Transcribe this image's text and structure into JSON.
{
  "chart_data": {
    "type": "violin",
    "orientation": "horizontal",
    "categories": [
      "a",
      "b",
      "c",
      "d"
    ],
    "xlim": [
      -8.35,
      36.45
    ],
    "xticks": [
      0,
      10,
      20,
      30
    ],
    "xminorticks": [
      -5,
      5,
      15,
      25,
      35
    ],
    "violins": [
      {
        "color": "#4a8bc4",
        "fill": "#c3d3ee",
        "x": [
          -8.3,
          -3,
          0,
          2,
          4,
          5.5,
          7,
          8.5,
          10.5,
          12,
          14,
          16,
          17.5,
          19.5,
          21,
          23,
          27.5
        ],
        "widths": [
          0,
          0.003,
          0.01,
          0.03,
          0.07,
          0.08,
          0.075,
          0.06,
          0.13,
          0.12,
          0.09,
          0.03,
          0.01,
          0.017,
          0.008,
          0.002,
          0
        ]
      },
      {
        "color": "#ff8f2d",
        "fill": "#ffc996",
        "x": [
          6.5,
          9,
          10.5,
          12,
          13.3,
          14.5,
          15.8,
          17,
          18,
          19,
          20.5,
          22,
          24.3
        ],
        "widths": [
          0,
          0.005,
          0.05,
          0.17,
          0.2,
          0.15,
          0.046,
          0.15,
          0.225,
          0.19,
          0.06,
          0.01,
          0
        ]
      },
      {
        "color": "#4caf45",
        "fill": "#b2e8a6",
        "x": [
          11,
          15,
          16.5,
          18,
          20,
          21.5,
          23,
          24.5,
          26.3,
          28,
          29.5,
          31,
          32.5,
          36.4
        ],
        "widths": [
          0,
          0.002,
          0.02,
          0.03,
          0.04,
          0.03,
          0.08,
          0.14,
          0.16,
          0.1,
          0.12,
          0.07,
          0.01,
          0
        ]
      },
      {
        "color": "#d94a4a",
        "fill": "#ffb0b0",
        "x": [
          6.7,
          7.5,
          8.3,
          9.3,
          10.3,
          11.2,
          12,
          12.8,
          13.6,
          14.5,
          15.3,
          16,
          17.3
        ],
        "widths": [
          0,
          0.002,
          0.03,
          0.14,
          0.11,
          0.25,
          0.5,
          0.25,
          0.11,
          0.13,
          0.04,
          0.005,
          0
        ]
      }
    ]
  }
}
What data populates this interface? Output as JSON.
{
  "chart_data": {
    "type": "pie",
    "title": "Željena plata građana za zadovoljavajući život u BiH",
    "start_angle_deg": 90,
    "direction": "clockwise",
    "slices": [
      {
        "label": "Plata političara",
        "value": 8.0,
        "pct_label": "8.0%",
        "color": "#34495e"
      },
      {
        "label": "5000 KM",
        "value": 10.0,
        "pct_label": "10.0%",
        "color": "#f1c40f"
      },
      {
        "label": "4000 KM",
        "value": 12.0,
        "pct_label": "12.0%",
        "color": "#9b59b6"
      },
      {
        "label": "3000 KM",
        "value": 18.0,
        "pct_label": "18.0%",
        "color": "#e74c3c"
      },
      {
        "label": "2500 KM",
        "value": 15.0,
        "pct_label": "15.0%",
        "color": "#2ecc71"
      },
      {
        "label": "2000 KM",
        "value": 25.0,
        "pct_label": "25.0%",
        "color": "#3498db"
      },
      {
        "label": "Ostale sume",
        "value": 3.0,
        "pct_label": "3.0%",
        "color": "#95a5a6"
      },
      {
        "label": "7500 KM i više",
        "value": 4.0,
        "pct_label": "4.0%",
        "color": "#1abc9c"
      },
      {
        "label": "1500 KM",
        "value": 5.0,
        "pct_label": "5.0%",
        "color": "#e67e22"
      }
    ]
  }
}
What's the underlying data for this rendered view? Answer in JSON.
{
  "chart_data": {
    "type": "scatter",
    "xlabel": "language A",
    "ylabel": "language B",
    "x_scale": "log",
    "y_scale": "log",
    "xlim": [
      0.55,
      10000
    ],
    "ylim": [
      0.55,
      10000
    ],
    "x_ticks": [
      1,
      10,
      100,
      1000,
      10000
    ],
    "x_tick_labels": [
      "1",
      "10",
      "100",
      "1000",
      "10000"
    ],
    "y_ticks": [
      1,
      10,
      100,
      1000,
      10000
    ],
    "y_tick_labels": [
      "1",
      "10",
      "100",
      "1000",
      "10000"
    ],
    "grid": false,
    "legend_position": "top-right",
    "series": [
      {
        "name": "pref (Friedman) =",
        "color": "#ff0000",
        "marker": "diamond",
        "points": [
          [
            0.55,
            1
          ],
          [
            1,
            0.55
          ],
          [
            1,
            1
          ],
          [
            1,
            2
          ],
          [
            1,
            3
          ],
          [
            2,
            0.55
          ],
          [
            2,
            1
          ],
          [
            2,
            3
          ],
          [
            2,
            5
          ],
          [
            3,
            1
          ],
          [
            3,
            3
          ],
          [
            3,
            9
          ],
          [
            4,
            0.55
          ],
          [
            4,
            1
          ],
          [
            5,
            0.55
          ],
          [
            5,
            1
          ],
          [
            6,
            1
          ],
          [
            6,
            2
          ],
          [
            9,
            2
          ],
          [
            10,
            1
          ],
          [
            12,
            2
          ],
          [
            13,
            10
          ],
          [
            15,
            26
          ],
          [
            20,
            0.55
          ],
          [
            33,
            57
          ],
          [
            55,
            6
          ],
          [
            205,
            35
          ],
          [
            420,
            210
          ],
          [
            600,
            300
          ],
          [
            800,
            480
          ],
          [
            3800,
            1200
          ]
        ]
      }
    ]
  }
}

● **DIRECTIONS FOR THIS TASK**: Examine the data above and state how many of its lines contain the word "language", with no further remarks.

● **SOLVED EXERCISE**: 2